* [EXERCISE GOAL]
Note each line that includes the word "status". Copy those lines.

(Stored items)
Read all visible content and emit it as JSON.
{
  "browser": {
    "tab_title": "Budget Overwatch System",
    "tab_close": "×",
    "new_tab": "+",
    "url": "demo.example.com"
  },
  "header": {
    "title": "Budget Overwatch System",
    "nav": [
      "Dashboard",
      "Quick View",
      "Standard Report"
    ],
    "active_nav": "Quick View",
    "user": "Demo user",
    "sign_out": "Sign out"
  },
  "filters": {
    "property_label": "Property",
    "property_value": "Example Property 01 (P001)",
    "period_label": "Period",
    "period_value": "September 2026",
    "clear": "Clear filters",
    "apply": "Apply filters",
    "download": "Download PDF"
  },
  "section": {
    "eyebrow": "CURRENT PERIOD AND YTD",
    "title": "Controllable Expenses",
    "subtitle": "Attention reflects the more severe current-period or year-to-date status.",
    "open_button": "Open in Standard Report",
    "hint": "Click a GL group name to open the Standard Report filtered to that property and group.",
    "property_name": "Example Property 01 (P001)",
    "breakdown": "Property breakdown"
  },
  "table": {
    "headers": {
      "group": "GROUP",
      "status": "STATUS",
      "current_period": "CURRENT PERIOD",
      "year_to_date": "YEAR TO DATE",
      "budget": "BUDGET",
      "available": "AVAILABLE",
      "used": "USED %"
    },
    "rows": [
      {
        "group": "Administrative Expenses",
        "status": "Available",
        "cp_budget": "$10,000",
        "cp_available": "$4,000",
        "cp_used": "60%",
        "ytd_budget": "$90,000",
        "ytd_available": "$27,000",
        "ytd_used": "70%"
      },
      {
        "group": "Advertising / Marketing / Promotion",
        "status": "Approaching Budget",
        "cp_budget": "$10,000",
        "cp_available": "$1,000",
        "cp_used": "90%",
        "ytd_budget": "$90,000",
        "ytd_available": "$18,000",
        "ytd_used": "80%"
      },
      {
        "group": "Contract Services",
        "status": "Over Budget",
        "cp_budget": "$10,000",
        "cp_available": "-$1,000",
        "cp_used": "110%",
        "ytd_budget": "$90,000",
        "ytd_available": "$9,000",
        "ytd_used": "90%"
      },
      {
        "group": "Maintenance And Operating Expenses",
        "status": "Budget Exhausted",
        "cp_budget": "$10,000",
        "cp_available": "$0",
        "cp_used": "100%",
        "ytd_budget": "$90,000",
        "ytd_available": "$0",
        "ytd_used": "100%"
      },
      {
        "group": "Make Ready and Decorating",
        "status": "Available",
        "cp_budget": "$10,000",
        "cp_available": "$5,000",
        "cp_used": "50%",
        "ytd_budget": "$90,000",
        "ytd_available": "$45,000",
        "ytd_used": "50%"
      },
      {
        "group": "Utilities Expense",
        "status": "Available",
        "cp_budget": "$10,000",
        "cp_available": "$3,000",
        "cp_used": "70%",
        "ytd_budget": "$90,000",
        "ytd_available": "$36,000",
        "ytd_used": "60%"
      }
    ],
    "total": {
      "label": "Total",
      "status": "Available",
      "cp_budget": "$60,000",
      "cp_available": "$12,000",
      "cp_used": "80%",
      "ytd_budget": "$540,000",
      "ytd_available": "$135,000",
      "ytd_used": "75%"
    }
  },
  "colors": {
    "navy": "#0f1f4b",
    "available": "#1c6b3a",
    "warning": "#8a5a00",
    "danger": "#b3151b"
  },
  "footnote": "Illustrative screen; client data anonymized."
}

* [THE REPLY]
    "subtitle": "Attention reflects the more severe current-period or year-to-date status.",
      "status": "STATUS",
        "status": "Available",
        "status": "Approaching Budget",
        "status": "Over Budget",
        "status": "Budget Exhausted",
        "status": "Available",
        "status": "Available",
      "status": "Available",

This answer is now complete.